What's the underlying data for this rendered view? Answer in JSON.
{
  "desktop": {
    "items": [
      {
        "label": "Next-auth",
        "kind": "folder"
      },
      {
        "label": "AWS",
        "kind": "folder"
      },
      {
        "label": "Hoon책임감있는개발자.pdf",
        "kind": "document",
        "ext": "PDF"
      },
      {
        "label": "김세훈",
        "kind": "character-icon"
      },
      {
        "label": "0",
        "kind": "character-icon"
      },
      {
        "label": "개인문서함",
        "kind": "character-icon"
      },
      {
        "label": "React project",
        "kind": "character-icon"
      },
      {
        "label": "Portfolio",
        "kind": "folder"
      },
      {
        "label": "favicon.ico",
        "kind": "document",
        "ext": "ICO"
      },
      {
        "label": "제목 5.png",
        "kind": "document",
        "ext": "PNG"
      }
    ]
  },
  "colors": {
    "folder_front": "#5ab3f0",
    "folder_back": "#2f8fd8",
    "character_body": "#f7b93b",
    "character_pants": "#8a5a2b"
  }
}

### AIM OF THE EXERCISE
Every entry needs to be retyped exactly.

### FULL OUTPUT
What's the underlying data for this rendered view? Answer in JSON.
{
  "desktop": {
    "items": [
      {
        "label": "Next-auth",
        "kind": "folder"
      },
      {
        "label": "AWS",
        "kind": "folder"
      },
      {
        "label": "Hoon책임감있는개발자.pdf",
        "kind": "document",
        "ext": "PDF"
      },
      {
        "label": "김세훈",
        "kind": "character-icon"
      },
      {
        "label": "0",
        "kind": "character-icon"
      },
      {
        "label": "개인문서함",
        "kind": "character-icon"
      },
      {
        "label": "React project",
        "kind": "character-icon"
      },
      {
        "label": "Portfolio",
        "kind": "folder"
      },
      {
        "label": "favicon.ico",
        "kind": "document",
        "ext": "ICO"
      },
      {
        "label": "제목 5.png",
        "kind": "document",
        "ext": "PNG"
      }
    ]
  },
  "colors": {
    "folder_front": "#5ab3f0",
    "folder_back": "#2f8fd8",
    "character_body": "#f7b93b",
    "character_pants": "#8a5a2b"
  }
}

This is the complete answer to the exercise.